» WRITTEN PROBLEM
Omit all pictures. Copy the rest of the material exactly.

• • •

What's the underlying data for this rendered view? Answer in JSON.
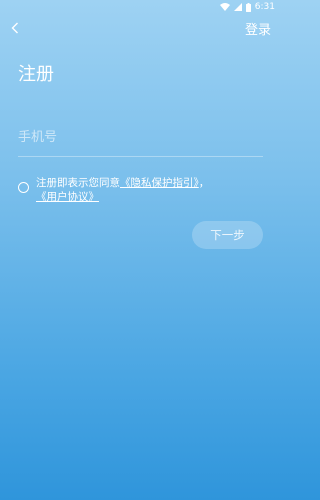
{
  "status_bar": {
    "time": "6:31",
    "icons": [
      "wifi-icon",
      "signal-icon",
      "battery-icon"
    ]
  },
  "header": {
    "back_icon": "chevron-left-icon",
    "login_label": "登录"
  },
  "page": {
    "title": "注册"
  },
  "phone_input": {
    "value": "",
    "placeholder": "手机号"
  },
  "agreement": {
    "checked": false,
    "prefix": "注册即表示您同意",
    "privacy_link": "《隐私保护指引》",
    "separator": "，",
    "user_link": "《用户协议》"
  },
  "next_button": {
    "label": "下一步",
    "enabled": false
  },
  "colors": {
    "gradient_top": "#9ed2f3",
    "gradient_bottom": "#2f95db",
    "text": "#ffffff"
  }
}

• • •

» COMPLETED EXERCISE
What's the underlying data for this rendered view? Answer in JSON.
{
  "status_bar": {
    "time": "6:31",
    "icons": [
      "wifi-icon",
      "signal-icon",
      "battery-icon"
    ]
  },
  "header": {
    "back_icon": "chevron-left-icon",
    "login_label": "登录"
  },
  "page": {
    "title": "注册"
  },
  "phone_input": {
    "value": "",
    "placeholder": "手机号"
  },
  "agreement": {
    "checked": false,
    "prefix": "注册即表示您同意",
    "privacy_link": "《隐私保护指引》",
    "separator": "，",
    "user_link": "《用户协议》"
  },
  "next_button": {
    "label": "下一步",
    "enabled": false
  },
  "colors": {
    "gradient_top": "#9ed2f3",
    "gradient_bottom": "#2f95db",
    "text": "#ffffff"
  }
}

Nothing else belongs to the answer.